Entries taken from a collection:
※ ※ ※
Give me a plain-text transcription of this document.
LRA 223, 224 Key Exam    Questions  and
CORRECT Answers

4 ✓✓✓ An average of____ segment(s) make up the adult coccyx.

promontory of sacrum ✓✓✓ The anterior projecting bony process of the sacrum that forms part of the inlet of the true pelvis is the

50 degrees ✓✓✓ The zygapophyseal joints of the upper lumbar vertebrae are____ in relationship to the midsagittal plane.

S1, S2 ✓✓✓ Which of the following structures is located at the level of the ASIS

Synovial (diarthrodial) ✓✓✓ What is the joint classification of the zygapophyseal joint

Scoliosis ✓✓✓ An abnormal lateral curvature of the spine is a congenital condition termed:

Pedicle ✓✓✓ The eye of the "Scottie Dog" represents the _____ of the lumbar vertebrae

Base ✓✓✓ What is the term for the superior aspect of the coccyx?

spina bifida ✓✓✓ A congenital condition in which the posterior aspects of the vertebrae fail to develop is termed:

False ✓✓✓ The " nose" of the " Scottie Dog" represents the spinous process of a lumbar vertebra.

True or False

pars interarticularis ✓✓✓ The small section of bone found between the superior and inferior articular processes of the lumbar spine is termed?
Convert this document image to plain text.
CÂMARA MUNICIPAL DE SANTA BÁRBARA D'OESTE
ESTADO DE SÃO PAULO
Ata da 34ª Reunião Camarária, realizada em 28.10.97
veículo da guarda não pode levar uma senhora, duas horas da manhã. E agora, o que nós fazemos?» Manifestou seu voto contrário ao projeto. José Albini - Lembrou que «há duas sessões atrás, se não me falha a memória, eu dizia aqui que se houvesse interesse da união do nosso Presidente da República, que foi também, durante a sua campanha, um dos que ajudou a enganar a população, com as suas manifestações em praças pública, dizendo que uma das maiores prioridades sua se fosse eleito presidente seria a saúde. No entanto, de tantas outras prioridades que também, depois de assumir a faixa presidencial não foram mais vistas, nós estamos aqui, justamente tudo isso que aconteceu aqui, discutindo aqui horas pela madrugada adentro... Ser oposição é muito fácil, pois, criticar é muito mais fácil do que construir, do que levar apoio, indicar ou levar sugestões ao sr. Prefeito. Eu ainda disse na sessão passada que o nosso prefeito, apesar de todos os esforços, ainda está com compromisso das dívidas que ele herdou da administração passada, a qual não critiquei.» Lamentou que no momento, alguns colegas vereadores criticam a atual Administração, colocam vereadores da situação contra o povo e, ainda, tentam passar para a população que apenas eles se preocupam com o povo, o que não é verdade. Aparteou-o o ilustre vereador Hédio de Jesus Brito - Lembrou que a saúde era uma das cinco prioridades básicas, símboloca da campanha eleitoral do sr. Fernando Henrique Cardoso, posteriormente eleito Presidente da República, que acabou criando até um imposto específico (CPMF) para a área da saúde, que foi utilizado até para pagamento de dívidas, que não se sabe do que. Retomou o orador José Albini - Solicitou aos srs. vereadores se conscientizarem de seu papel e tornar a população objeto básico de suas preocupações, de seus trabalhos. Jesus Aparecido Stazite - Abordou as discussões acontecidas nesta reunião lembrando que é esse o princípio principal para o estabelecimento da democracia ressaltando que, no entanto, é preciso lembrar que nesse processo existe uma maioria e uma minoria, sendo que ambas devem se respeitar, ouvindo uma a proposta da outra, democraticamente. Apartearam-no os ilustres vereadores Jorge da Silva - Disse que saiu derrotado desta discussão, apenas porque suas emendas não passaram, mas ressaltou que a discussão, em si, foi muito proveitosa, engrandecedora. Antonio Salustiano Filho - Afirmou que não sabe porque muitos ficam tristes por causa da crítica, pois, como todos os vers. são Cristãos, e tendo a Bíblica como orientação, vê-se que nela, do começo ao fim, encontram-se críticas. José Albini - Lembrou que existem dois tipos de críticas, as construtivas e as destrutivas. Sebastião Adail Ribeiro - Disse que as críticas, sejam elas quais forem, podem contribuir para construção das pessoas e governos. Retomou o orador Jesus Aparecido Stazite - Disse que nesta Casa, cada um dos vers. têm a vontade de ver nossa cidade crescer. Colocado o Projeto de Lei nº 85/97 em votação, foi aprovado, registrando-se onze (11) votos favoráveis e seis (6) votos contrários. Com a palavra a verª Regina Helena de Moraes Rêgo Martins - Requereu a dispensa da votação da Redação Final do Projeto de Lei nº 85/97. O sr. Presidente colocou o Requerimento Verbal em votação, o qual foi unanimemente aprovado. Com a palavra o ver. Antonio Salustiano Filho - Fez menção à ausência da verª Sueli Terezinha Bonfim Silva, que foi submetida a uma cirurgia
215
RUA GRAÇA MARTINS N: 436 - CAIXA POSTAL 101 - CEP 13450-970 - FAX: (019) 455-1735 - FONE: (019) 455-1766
※ ※ ※
Task details:
Reproduce the data, keeping every line exactly the same.

Task response:
Give me a plain-text transcription of this document.
LRA 223, 224 Key Exam    Questions  and
CORRECT Answers

4 ✓✓✓ An average of____ segment(s) make up the adult coccyx.

promontory of sacrum ✓✓✓ The anterior projecting bony process of the sacrum that forms part of the inlet of the true pelvis is the

50 degrees ✓✓✓ The zygapophyseal joints of the upper lumbar vertebrae are____ in relationship to the midsagittal plane.

S1, S2 ✓✓✓ Which of the following structures is located at the level of the ASIS

Synovial (diarthrodial) ✓✓✓ What is the joint classification of the zygapophyseal joint

Scoliosis ✓✓✓ An abnormal lateral curvature of the spine is a congenital condition termed:

Pedicle ✓✓✓ The eye of the "Scottie Dog" represents the _____ of the lumbar vertebrae

Base ✓✓✓ What is the term for the superior aspect of the coccyx?

spina bifida ✓✓✓ A congenital condition in which the posterior aspects of the vertebrae fail to develop is termed:

False ✓✓✓ The " nose" of the " Scottie Dog" represents the spinous process of a lumbar vertebra.

True or False

pars interarticularis ✓✓✓ The small section of bone found between the superior and inferior articular processes of the lumbar spine is termed?
Convert this document image to plain text.
CÂMARA MUNICIPAL DE SANTA BÁRBARA D'OESTE
ESTADO DE SÃO PAULO
Ata da 34ª Reunião Camarária, realizada em 28.10.97
veículo da guarda não pode levar uma senhora, duas horas da manhã. E agora, o que nós fazemos?» Manifestou seu voto contrário ao projeto. José Albini - Lembrou que «há duas sessões atrás, se não me falha a memória, eu dizia aqui que se houvesse interesse da união do nosso Presidente da República, que foi também, durante a sua campanha, um dos que ajudou a enganar a população, com as suas manifestações em praças pública, dizendo que uma das maiores prioridades sua se fosse eleito presidente seria a saúde. No entanto, de tantas outras prioridades que também, depois de assumir a faixa presidencial não foram mais vistas, nós estamos aqui, justamente tudo isso que aconteceu aqui, discutindo aqui horas pela madrugada adentro... Ser oposição é muito fácil, pois, criticar é muito mais fácil do que construir, do que levar apoio, indicar ou levar sugestões ao sr. Prefeito. Eu ainda disse na sessão passada que o nosso prefeito, apesar de todos os esforços, ainda está com compromisso das dívidas que ele herdou da administração passada, a qual não critiquei.» Lamentou que no momento, alguns colegas vereadores criticam a atual Administração, colocam vereadores da situação contra o povo e, ainda, tentam passar para a população que apenas eles se preocupam com o povo, o que não é verdade. Aparteou-o o ilustre vereador Hédio de Jesus Brito - Lembrou que a saúde era uma das cinco prioridades básicas, símboloca da campanha eleitoral do sr. Fernando Henrique Cardoso, posteriormente eleito Presidente da República, que acabou criando até um imposto específico (CPMF) para a área da saúde, que foi utilizado até para pagamento de dívidas, que não se sabe do que. Retomou o orador José Albini - Solicitou aos srs. vereadores se conscientizarem de seu papel e tornar a população objeto básico de suas preocupações, de seus trabalhos. Jesus Aparecido Stazite - Abordou as discussões acontecidas nesta reunião lembrando que é esse o princípio principal para o estabelecimento da democracia ressaltando que, no entanto, é preciso lembrar que nesse processo existe uma maioria e uma minoria, sendo que ambas devem se respeitar, ouvindo uma a proposta da outra, democraticamente. Apartearam-no os ilustres vereadores Jorge da Silva - Disse que saiu derrotado desta discussão, apenas porque suas emendas não passaram, mas ressaltou que a discussão, em si, foi muito proveitosa, engrandecedora. Antonio Salustiano Filho - Afirmou que não sabe porque muitos ficam tristes por causa da crítica, pois, como todos os vers. são Cristãos, e tendo a Bíblica como orientação, vê-se que nela, do começo ao fim, encontram-se críticas. José Albini - Lembrou que existem dois tipos de críticas, as construtivas e as destrutivas. Sebastião Adail Ribeiro - Disse que as críticas, sejam elas quais forem, podem contribuir para construção das pessoas e governos. Retomou o orador Jesus Aparecido Stazite - Disse que nesta Casa, cada um dos vers. têm a vontade de ver nossa cidade crescer. Colocado o Projeto de Lei nº 85/97 em votação, foi aprovado, registrando-se onze (11) votos favoráveis e seis (6) votos contrários. Com a palavra a verª Regina Helena de Moraes Rêgo Martins - Requereu a dispensa da votação da Redação Final do Projeto de Lei nº 85/97. O sr. Presidente colocou o Requerimento Verbal em votação, o qual foi unanimemente aprovado. Com a palavra o ver. Antonio Salustiano Filho - Fez menção à ausência da verª Sueli Terezinha Bonfim Silva, que foi submetida a uma cirurgia
215
RUA GRAÇA MARTINS N: 436 - CAIXA POSTAL 101 - CEP 13450-970 - FAX: (019) 455-1735 - FONE: (019) 455-1766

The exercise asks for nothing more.